-- INSTRUCTION --
Read the lines below. Copy out any that hold the string "name".

Items from a data source

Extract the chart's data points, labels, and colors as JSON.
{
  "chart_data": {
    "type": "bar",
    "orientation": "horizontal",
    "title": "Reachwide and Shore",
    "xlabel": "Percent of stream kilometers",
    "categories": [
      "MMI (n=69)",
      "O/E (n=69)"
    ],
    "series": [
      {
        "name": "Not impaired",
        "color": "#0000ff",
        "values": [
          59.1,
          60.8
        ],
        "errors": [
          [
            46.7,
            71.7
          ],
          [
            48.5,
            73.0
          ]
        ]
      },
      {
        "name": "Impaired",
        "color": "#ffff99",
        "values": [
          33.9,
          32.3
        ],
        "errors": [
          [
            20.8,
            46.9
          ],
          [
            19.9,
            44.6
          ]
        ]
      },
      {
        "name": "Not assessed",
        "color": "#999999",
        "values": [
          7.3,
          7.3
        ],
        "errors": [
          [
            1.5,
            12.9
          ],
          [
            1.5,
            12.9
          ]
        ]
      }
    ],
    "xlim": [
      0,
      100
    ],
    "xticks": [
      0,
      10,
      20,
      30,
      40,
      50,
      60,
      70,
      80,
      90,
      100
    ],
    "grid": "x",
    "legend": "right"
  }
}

-- COMPLETE ANSWER --
        "name": "Not impaired",
        "name": "Impaired",
        "name": "Not assessed",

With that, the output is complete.